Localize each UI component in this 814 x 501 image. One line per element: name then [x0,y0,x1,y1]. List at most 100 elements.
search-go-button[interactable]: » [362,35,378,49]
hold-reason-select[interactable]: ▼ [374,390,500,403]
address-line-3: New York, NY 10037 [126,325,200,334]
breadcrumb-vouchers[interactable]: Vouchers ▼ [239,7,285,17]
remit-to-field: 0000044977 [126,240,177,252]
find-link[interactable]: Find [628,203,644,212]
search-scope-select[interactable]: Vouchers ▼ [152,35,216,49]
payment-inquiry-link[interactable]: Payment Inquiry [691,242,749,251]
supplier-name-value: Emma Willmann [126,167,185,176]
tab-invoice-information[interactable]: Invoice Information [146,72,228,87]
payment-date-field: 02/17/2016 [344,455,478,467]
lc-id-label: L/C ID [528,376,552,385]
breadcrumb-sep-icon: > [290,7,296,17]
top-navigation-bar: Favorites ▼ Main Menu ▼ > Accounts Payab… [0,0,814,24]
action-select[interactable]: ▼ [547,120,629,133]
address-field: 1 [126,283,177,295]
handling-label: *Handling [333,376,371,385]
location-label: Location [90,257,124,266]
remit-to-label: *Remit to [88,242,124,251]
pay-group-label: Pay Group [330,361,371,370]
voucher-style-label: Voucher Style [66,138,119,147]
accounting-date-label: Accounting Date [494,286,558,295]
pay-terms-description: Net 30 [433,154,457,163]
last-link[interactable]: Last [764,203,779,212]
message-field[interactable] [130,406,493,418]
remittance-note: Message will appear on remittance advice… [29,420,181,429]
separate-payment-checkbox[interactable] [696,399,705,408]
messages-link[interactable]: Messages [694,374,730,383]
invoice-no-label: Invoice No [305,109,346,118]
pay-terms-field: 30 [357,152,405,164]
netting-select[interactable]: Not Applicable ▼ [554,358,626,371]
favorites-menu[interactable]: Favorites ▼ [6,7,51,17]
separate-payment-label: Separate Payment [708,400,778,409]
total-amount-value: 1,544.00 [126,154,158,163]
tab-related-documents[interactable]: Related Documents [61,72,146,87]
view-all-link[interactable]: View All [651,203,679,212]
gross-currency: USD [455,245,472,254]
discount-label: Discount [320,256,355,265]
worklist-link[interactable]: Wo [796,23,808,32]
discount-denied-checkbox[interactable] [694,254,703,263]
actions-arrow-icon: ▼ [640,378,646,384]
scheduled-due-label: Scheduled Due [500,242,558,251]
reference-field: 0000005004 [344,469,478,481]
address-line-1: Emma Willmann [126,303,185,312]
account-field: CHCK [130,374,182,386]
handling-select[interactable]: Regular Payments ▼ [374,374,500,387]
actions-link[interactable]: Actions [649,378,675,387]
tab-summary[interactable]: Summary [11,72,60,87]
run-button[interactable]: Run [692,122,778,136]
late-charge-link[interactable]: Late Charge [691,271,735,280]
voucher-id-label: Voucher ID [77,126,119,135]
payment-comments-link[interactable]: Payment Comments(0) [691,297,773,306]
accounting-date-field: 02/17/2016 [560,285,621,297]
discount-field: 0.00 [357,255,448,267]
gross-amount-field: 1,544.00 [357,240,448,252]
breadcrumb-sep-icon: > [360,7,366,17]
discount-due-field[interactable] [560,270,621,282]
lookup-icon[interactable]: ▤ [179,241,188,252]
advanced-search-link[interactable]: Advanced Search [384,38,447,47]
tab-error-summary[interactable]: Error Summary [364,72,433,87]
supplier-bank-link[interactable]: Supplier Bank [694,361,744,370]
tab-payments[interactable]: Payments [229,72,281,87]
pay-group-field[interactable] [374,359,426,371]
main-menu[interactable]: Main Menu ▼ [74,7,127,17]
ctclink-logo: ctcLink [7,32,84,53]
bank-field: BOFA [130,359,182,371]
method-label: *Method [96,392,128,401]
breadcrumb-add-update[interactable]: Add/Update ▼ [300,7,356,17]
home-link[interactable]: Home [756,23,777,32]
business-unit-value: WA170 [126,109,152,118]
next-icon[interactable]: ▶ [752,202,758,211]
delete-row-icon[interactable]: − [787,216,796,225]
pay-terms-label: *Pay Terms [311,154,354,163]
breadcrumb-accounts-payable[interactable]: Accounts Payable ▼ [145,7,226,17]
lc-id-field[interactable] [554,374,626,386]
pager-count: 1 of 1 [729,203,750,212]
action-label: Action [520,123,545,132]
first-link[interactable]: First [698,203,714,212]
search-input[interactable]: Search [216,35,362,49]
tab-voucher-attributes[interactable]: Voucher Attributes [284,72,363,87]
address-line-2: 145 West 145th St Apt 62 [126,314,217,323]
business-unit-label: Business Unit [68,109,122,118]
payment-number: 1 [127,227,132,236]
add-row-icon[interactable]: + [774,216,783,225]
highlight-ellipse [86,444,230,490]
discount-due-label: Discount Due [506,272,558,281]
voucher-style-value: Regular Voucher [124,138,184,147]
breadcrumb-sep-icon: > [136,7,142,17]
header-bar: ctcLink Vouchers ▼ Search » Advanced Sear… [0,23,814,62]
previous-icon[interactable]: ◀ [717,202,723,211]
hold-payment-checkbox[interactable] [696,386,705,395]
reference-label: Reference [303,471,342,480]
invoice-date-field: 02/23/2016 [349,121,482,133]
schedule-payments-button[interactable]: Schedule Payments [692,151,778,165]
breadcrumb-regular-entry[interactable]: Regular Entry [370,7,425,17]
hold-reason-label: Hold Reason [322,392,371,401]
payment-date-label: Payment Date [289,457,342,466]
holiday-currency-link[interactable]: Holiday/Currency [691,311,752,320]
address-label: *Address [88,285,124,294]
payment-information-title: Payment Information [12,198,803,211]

* * * * * * * * *

WHAT IS ASKED —
Set down each line of the entries above once more, with every character unchanged.

FULL SOLUTION —
Localize each UI component in this 814 x 501 image. One line per element: name then [x0,y0,x1,y1]. List at most 100 elements.
search-go-button[interactable]: » [362,35,378,49]
hold-reason-select[interactable]: ▼ [374,390,500,403]
address-line-3: New York, NY 10037 [126,325,200,334]
breadcrumb-vouchers[interactable]: Vouchers ▼ [239,7,285,17]
remit-to-field: 0000044977 [126,240,177,252]
find-link[interactable]: Find [628,203,644,212]
search-scope-select[interactable]: Vouchers ▼ [152,35,216,49]
payment-inquiry-link[interactable]: Payment Inquiry [691,242,749,251]
supplier-name-value: Emma Willmann [126,167,185,176]
tab-invoice-information[interactable]: Invoice Information [146,72,228,87]
payment-date-field: 02/17/2016 [344,455,478,467]
lc-id-label: L/C ID [528,376,552,385]
breadcrumb-sep-icon: > [290,7,296,17]
top-navigation-bar: Favorites ▼ Main Menu ▼ > Accounts Payab… [0,0,814,24]
action-select[interactable]: ▼ [547,120,629,133]
address-field: 1 [126,283,177,295]
handling-label: *Handling [333,376,371,385]
location-label: Location [90,257,124,266]
remit-to-label: *Remit to [88,242,124,251]
pay-group-label: Pay Group [330,361,371,370]
voucher-style-label: Voucher Style [66,138,119,147]
accounting-date-label: Accounting Date [494,286,558,295]
pay-terms-description: Net 30 [433,154,457,163]
last-link[interactable]: Last [764,203,779,212]
message-field[interactable] [130,406,493,418]
remittance-note: Message will appear on remittance advice… [29,420,181,429]
separate-payment-checkbox[interactable] [696,399,705,408]
messages-link[interactable]: Messages [694,374,730,383]
invoice-no-label: Invoice No [305,109,346,118]
pay-terms-field: 30 [357,152,405,164]
netting-select[interactable]: Not Applicable ▼ [554,358,626,371]
favorites-menu[interactable]: Favorites ▼ [6,7,51,17]
separate-payment-label: Separate Payment [708,400,778,409]
total-amount-value: 1,544.00 [126,154,158,163]
tab-related-documents[interactable]: Related Documents [61,72,146,87]
view-all-link[interactable]: View All [651,203,679,212]
gross-currency: USD [455,245,472,254]
discount-label: Discount [320,256,355,265]
worklist-link[interactable]: Wo [796,23,808,32]
discount-denied-checkbox[interactable] [694,254,703,263]
actions-arrow-icon: ▼ [640,378,646,384]
scheduled-due-label: Scheduled Due [500,242,558,251]
reference-field: 0000005004 [344,469,478,481]
address-line-1: Emma Willmann [126,303,185,312]
account-field: CHCK [130,374,182,386]
handling-select[interactable]: Regular Payments ▼ [374,374,500,387]
actions-link[interactable]: Actions [649,378,675,387]
tab-summary[interactable]: Summary [11,72,60,87]
run-button[interactable]: Run [692,122,778,136]
late-charge-link[interactable]: Late Charge [691,271,735,280]
voucher-id-label: Voucher ID [77,126,119,135]
payment-comments-link[interactable]: Payment Comments(0) [691,297,773,306]
accounting-date-field: 02/17/2016 [560,285,621,297]
discount-field: 0.00 [357,255,448,267]
gross-amount-field: 1,544.00 [357,240,448,252]
breadcrumb-sep-icon: > [360,7,366,17]
discount-due-field[interactable] [560,270,621,282]
lookup-icon[interactable]: ▤ [179,241,188,252]
advanced-search-link[interactable]: Advanced Search [384,38,447,47]
tab-error-summary[interactable]: Error Summary [364,72,433,87]
supplier-bank-link[interactable]: Supplier Bank [694,361,744,370]
tab-payments[interactable]: Payments [229,72,281,87]
pay-group-field[interactable] [374,359,426,371]
main-menu[interactable]: Main Menu ▼ [74,7,127,17]
ctclink-logo: ctcLink [7,32,84,53]
bank-field: BOFA [130,359,182,371]
method-label: *Method [96,392,128,401]
breadcrumb-add-update[interactable]: Add/Update ▼ [300,7,356,17]
home-link[interactable]: Home [756,23,777,32]
business-unit-value: WA170 [126,109,152,118]
next-icon[interactable]: ▶ [752,202,758,211]
delete-row-icon[interactable]: − [787,216,796,225]
pay-terms-label: *Pay Terms [311,154,354,163]
breadcrumb-accounts-payable[interactable]: Accounts Payable ▼ [145,7,226,17]
lc-id-field[interactable] [554,374,626,386]
pager-count: 1 of 1 [729,203,750,212]
action-label: Action [520,123,545,132]
first-link[interactable]: First [698,203,714,212]
search-input[interactable]: Search [216,35,362,49]
tab-voucher-attributes[interactable]: Voucher Attributes [284,72,363,87]
address-line-2: 145 West 145th St Apt 62 [126,314,217,323]
business-unit-label: Business Unit [68,109,122,118]
payment-number: 1 [127,227,132,236]
add-row-icon[interactable]: + [774,216,783,225]
highlight-ellipse [86,444,230,490]
discount-due-label: Discount Due [506,272,558,281]
voucher-style-value: Regular Voucher [124,138,184,147]
breadcrumb-sep-icon: > [136,7,142,17]
header-bar: ctcLink Vouchers ▼ Search » Advanced Sear… [0,23,814,62]
previous-icon[interactable]: ◀ [717,202,723,211]
hold-payment-checkbox[interactable] [696,386,705,395]
reference-label: Reference [303,471,342,480]
invoice-date-field: 02/23/2016 [349,121,482,133]
schedule-payments-button[interactable]: Schedule Payments [692,151,778,165]
breadcrumb-regular-entry[interactable]: Regular Entry [370,7,425,17]
hold-reason-label: Hold Reason [322,392,371,401]
payment-date-label: Payment Date [289,457,342,466]
holiday-currency-link[interactable]: Holiday/Currency [691,311,752,320]
address-label: *Address [88,285,124,294]
payment-information-title: Payment Information [12,198,803,211]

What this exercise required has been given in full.